Rewrite everything from the line containing "entry-decimal-radix: １０進基数 [１０しんきすう]" down to the line containing "entry-at-compatible: AT互換機 [エーティーごかんき]", switching every "wide" to "narrow" and leaving the rest of those lines unchanged.

──────── Material for this task

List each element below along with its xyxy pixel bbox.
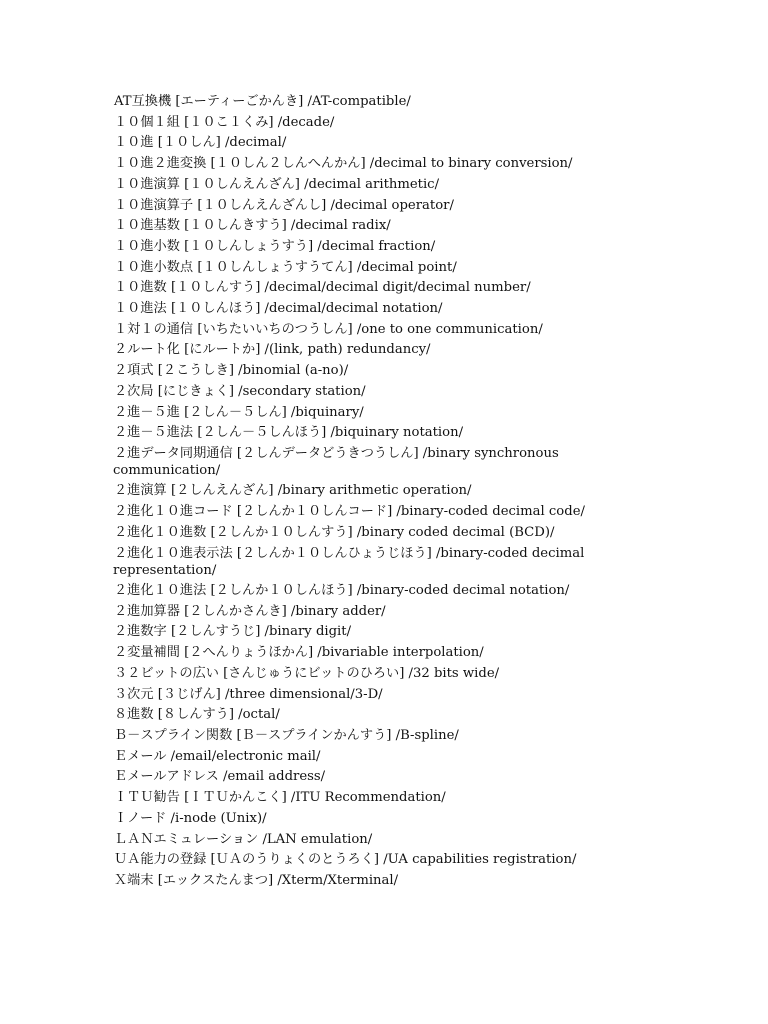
entry-decimal-radix: １０進基数 [１０しんきすう] /decimal radix/	[114, 218, 391, 234]
entry-octal: ８進数 [８しんすう] /octal/	[114, 707, 280, 723]
entry-32-bits-wide: ３２ビットの広い [さんじゅうにビットのひろい] /32 bits wide/	[114, 665, 500, 681]
entry-at-compatible: AT互換機 [エーティーごかんき] /AT-compatible/	[114, 94, 411, 109]
entry-line-2: communication/	[113, 463, 221, 479]
entry-decade: １０個１組 [１０こ１くみ] /decade/	[114, 114, 335, 130]
entry-email: Ｅメール /email/electronic mail/	[114, 748, 321, 764]
entry-binary-digit: ２進数字 [２しんすうじ] /binary digit/	[114, 624, 352, 640]
entry-decimal-number: １０進数 [１０しんすう] /decimal/decimal digit/decimal number/	[114, 280, 531, 296]
entry-decimal-to-binary-conversion: １０進２進変換 [１０しん２しんへんかん] /decimal to binary conversion/	[114, 156, 573, 172]
entry-decimal-fraction: １０進小数 [１０しんしょうすう] /decimal fraction/	[114, 238, 436, 254]
entry-b-spline: Ｂ－スプライン関数 [Ｂ－スプラインかんすう] /B-spline/	[114, 727, 459, 743]
entry-ua-capabilities-registration: ＵＡ能力の登録 [ＵＡのうりょくのとうろく] /UA capabilities registration/	[114, 852, 577, 868]
entry-line-1: ２進データ同期通信 [２しんデータどうきつうしん] /binary synchronous	[114, 445, 559, 461]
entry-binary-synchronous-communication	[114, 444, 614, 482]
entry-one-to-one-communication: １対１の通信 [いちたいいちのつうしん] /one to one communication/	[114, 321, 543, 337]
entry-decimal-point: １０進小数点 [１０しんしょうすうてん] /decimal point/	[114, 259, 457, 275]
entry-binary-coded-decimal-notation: ２進化１０進法 [２しんか１０しんほう] /binary-coded decimal notation/	[114, 583, 570, 599]
entry-itu-recommendation: ＩＴＵ勧告 [ＩＴＵかんこく] /ITU Recommendation/	[114, 790, 446, 806]
entry-secondary-station: ２次局 [にじきょく] /secondary station/	[114, 383, 366, 399]
entry-decimal-arithmetic: １０進演算 [１０しんえんざん] /decimal arithmetic/	[114, 176, 440, 192]
entry-line-2: representation/	[113, 563, 217, 579]
entry-bivariable-interpolation: ２変量補間 [２へんりょうほかん] /bivariable interpolation/	[114, 645, 484, 661]
entry-xterm: Ｘ端末 [エックスたんまつ] /Xterm/Xterminal/	[114, 872, 399, 888]
entry-binomial: ２項式 [２こうしき] /binomial (a-no)/	[114, 363, 349, 379]
entry-three-dimensional: ３次元 [３じげん] /three dimensional/3-D/	[114, 686, 383, 702]
entry-redundancy: ２ルート化 [にルートか] /(link, path) redundancy/	[114, 342, 431, 358]
entry-binary-adder: ２進加算器 [２しんかさんき] /binary adder/	[114, 603, 386, 619]
entry-decimal-operator: １０進演算子 [１０しんえんざんし] /decimal operator/	[114, 197, 454, 213]
entry-decimal-notation: １０進法 [１０しんほう] /decimal/decimal notation/	[114, 301, 443, 317]
entry-email-address: Ｅメールアドレス /email address/	[114, 769, 326, 785]
entry-decimal: １０進 [１０しん] /decimal/	[114, 135, 287, 151]
dictionary-entry-list	[114, 92, 614, 892]
entry-biquinary: ２進－５進 [２しん－５しん] /biquinary/	[114, 404, 364, 420]
entry-binary-coded-decimal-code: ２進化１０進コード [２しんか１０しんコード] /binary-coded decimal code/	[114, 504, 585, 520]
entry-biquinary-notation: ２進－５進法 [２しん－５しんほう] /biquinary notation/	[114, 425, 464, 441]
entry-i-node: Ｉノード /i-node (Unix)/	[114, 810, 267, 826]
entry-lan-emulation: ＬＡＮエミュレーション /LAN emulation/	[114, 831, 373, 847]
entry-line-1: ２進化１０進表示法 [２しんか１０しんひょうじほう] /binary-coded decimal	[114, 545, 585, 561]
entry-binary-coded-decimal-bcd: ２進化１０進数 [２しんか１０しんすう] /binary coded decimal (BCD)/	[114, 524, 555, 540]
entry-binary-arithmetic-operation: ２進演算 [２しんえんざん] /binary arithmetic operation/	[114, 483, 472, 499]
entry-binary-coded-decimal-representation	[114, 544, 614, 582]
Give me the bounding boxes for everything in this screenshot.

────────────────

The solution
entry-decimal-radix: １０進基数 [１０しんきすう] /decimal radix/	[114, 218, 391, 234]
entry-octal: ８進数 [８しんすう] /octal/	[114, 707, 280, 723]
entry-32-bits-narrow: ３２ビットの広い [さんじゅうにビットのひろい] /32 bits narrow/	[114, 665, 500, 681]
entry-at-compatible: AT互換機 [エーティーごかんき] /AT-compatible/	[114, 94, 411, 109]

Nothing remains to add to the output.